[THE TASK]: Please count the lines of the data that contain "Nutritional" and state only the total.

[Data tied to figure images]:
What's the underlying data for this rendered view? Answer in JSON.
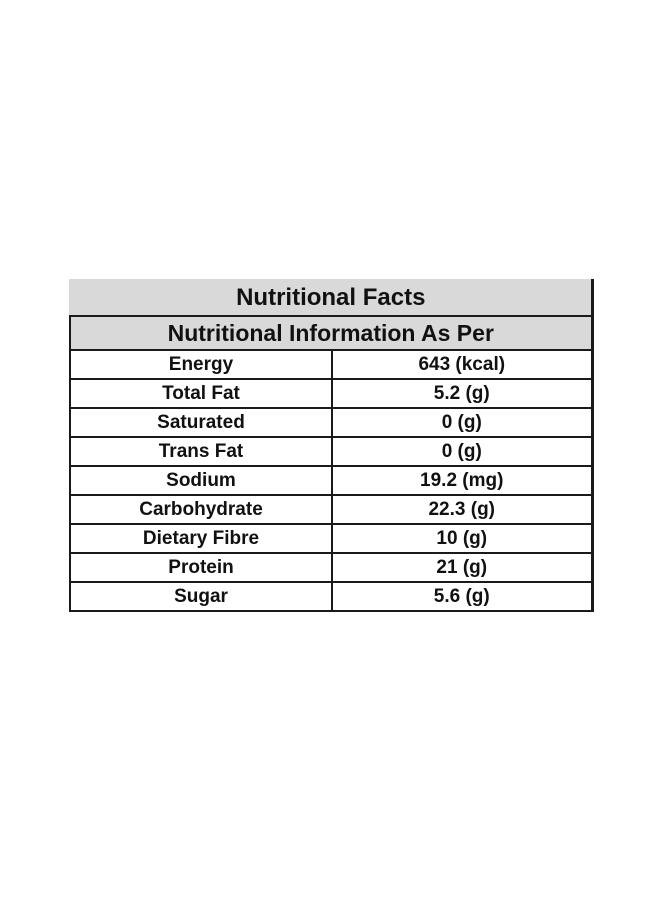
{
  "table": {
    "title": "Nutritional Facts",
    "subtitle": "Nutritional Information As Per",
    "rows": [
      {
        "label": "Energy",
        "value": "643 (kcal)"
      },
      {
        "label": "Total Fat",
        "value": "5.2 (g)"
      },
      {
        "label": "Saturated",
        "value": "0 (g)"
      },
      {
        "label": "Trans Fat",
        "value": "0 (g)"
      },
      {
        "label": "Sodium",
        "value": "19.2 (mg)"
      },
      {
        "label": "Carbohydrate",
        "value": "22.3 (g)"
      },
      {
        "label": "Dietary Fibre",
        "value": "10 (g)"
      },
      {
        "label": "Protein",
        "value": "21 (g)"
      },
      {
        "label": "Sugar",
        "value": "5.6 (g)"
      }
    ],
    "colors": {
      "header_background": "#d9d9d9",
      "border": "#1a1a1a",
      "text": "#111111"
    }
  }
}
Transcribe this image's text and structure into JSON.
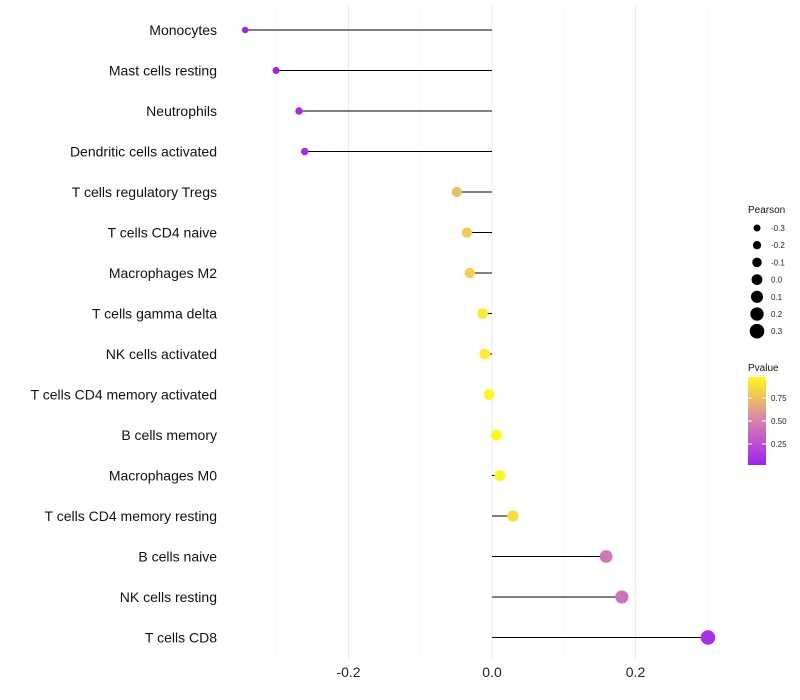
{
  "chart_data": {
    "type": "lollipop",
    "title": "",
    "xlabel": "",
    "ylabel": "",
    "xlim": [
      -0.37,
      0.33
    ],
    "xticks": [
      -0.2,
      0.0,
      0.2
    ],
    "xtick_labels": [
      "-0.2",
      "0.0",
      "0.2"
    ],
    "grid": true,
    "categories": [
      "Monocytes",
      "Mast cells resting",
      "Neutrophils",
      "Dendritic cells activated",
      "T cells regulatory  Tregs",
      "T cells CD4 naive",
      "Macrophages M2",
      "T cells gamma delta",
      "NK cells activated",
      "T cells CD4 memory activated",
      "B cells memory",
      "Macrophages M0",
      "T cells CD4 memory resting",
      "B cells naive",
      "NK cells resting",
      "T cells CD8"
    ],
    "pearson": [
      -0.344,
      -0.301,
      -0.269,
      -0.261,
      -0.049,
      -0.035,
      -0.031,
      -0.013,
      -0.01,
      -0.004,
      0.006,
      0.011,
      0.029,
      0.159,
      0.181,
      0.301
    ],
    "pvalue": [
      0.02,
      0.03,
      0.06,
      0.08,
      0.75,
      0.8,
      0.82,
      0.92,
      0.94,
      0.97,
      0.98,
      0.97,
      0.88,
      0.45,
      0.42,
      0.1
    ],
    "legend_size": {
      "title": "Pearson",
      "values": [
        -0.3,
        -0.2,
        -0.1,
        0.0,
        0.1,
        0.2,
        0.3
      ],
      "labels": [
        "-0.3",
        "-0.2",
        "-0.1",
        "0.0",
        "0.1",
        "0.2",
        "0.3"
      ]
    },
    "legend_color": {
      "title": "Pvalue",
      "labels": [
        "0.75",
        "0.50",
        "0.25"
      ],
      "values": [
        0.75,
        0.5,
        0.25
      ],
      "range": [
        0.02,
        0.98
      ],
      "colors": [
        "#a020f0",
        "#d880b0",
        "#fff81a"
      ]
    },
    "legend_placement": "right"
  }
}
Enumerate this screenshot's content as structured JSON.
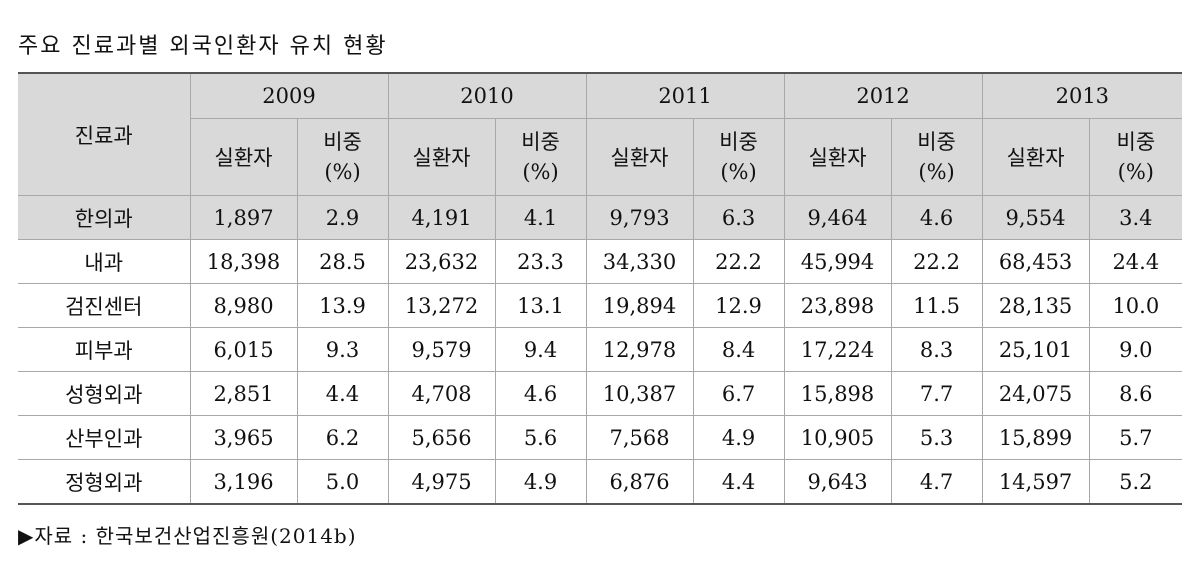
{
  "title": "주요 진료과별 외국인환자 유치 현황",
  "header": {
    "dept_label": "진료과",
    "years": [
      "2009",
      "2010",
      "2011",
      "2012",
      "2013"
    ],
    "col_patients": "실환자",
    "col_share_line1": "비중",
    "col_share_line2": "(%)"
  },
  "rows": [
    {
      "dept": "한의과",
      "vals": [
        "1,897",
        "2.9",
        "4,191",
        "4.1",
        "9,793",
        "6.3",
        "9,464",
        "4.6",
        "9,554",
        "3.4"
      ]
    },
    {
      "dept": "내과",
      "vals": [
        "18,398",
        "28.5",
        "23,632",
        "23.3",
        "34,330",
        "22.2",
        "45,994",
        "22.2",
        "68,453",
        "24.4"
      ]
    },
    {
      "dept": "검진센터",
      "vals": [
        "8,980",
        "13.9",
        "13,272",
        "13.1",
        "19,894",
        "12.9",
        "23,898",
        "11.5",
        "28,135",
        "10.0"
      ]
    },
    {
      "dept": "피부과",
      "vals": [
        "6,015",
        "9.3",
        "9,579",
        "9.4",
        "12,978",
        "8.4",
        "17,224",
        "8.3",
        "25,101",
        "9.0"
      ]
    },
    {
      "dept": "성형외과",
      "vals": [
        "2,851",
        "4.4",
        "4,708",
        "4.6",
        "10,387",
        "6.7",
        "15,898",
        "7.7",
        "24,075",
        "8.6"
      ]
    },
    {
      "dept": "산부인과",
      "vals": [
        "3,965",
        "6.2",
        "5,656",
        "5.6",
        "7,568",
        "4.9",
        "10,905",
        "5.3",
        "15,899",
        "5.7"
      ]
    },
    {
      "dept": "정형외과",
      "vals": [
        "3,196",
        "5.0",
        "4,975",
        "4.9",
        "6,876",
        "4.4",
        "9,643",
        "4.7",
        "14,597",
        "5.2"
      ]
    }
  ],
  "source": "▶자료 : 한국보건산업진흥원(2014b)"
}
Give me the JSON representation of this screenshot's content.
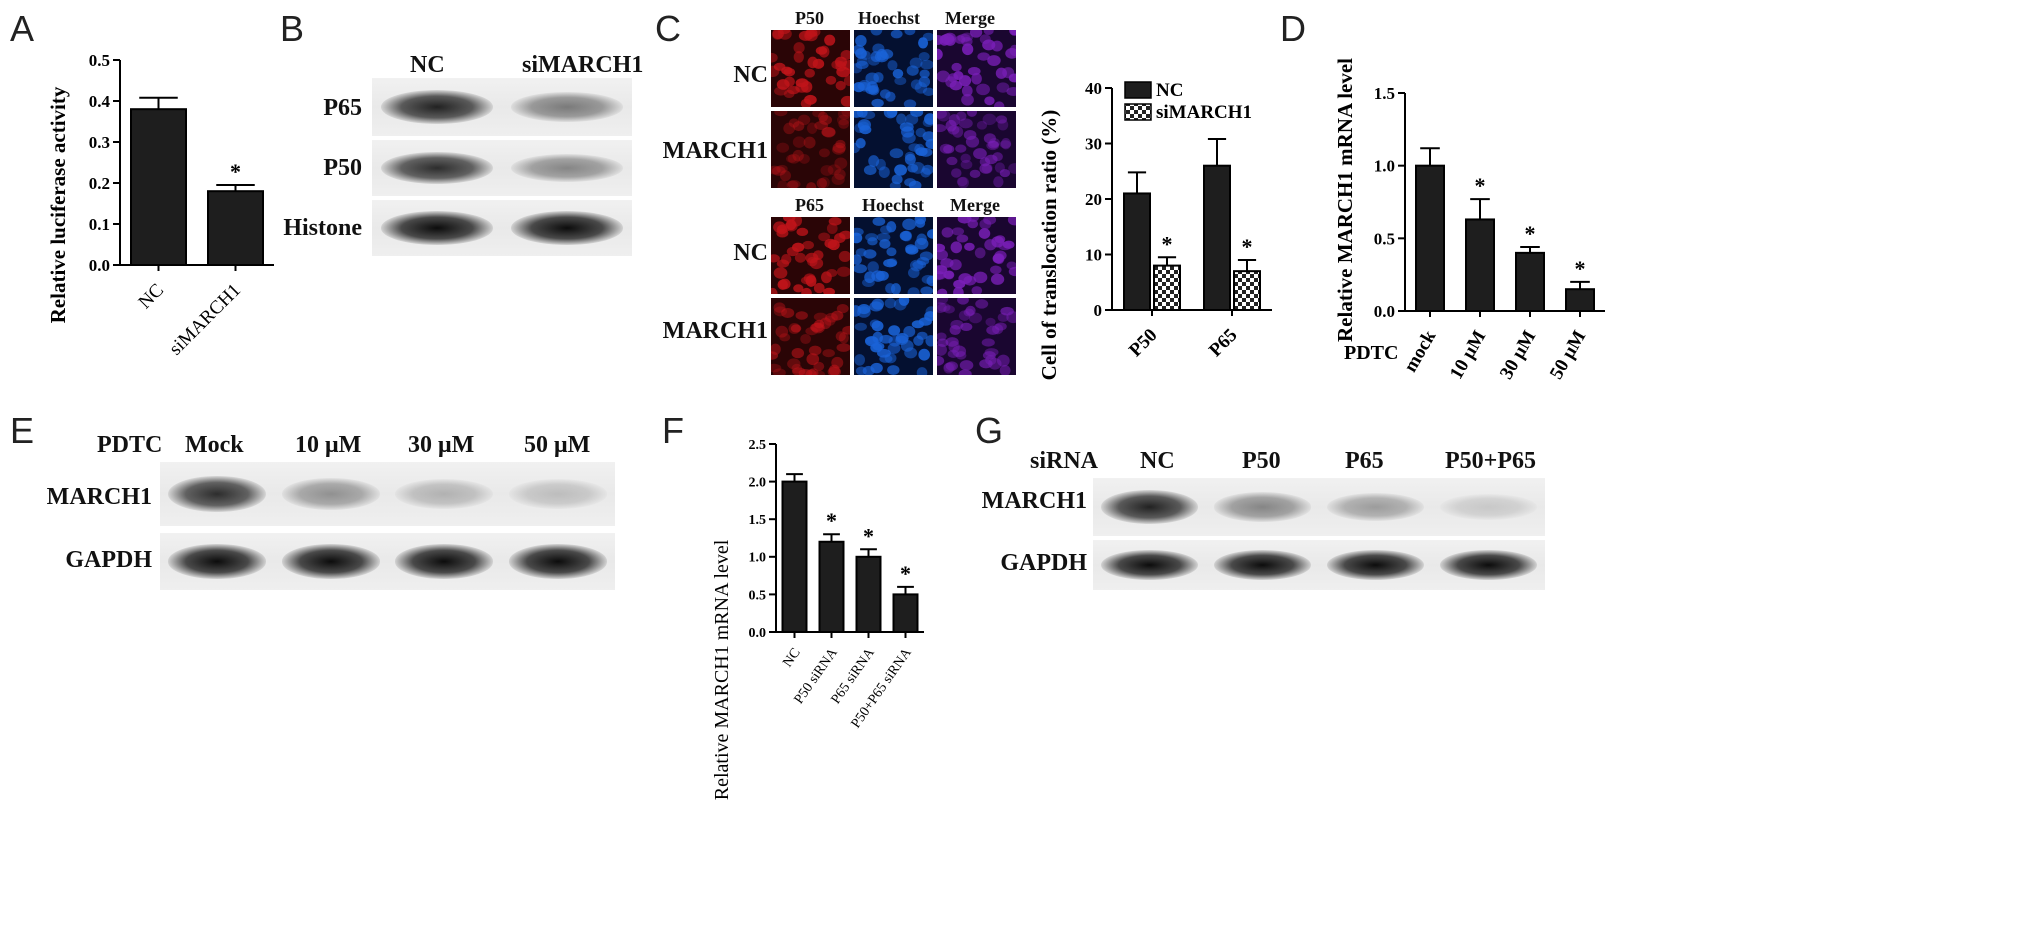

[PROBLEM SOLUTION]: 2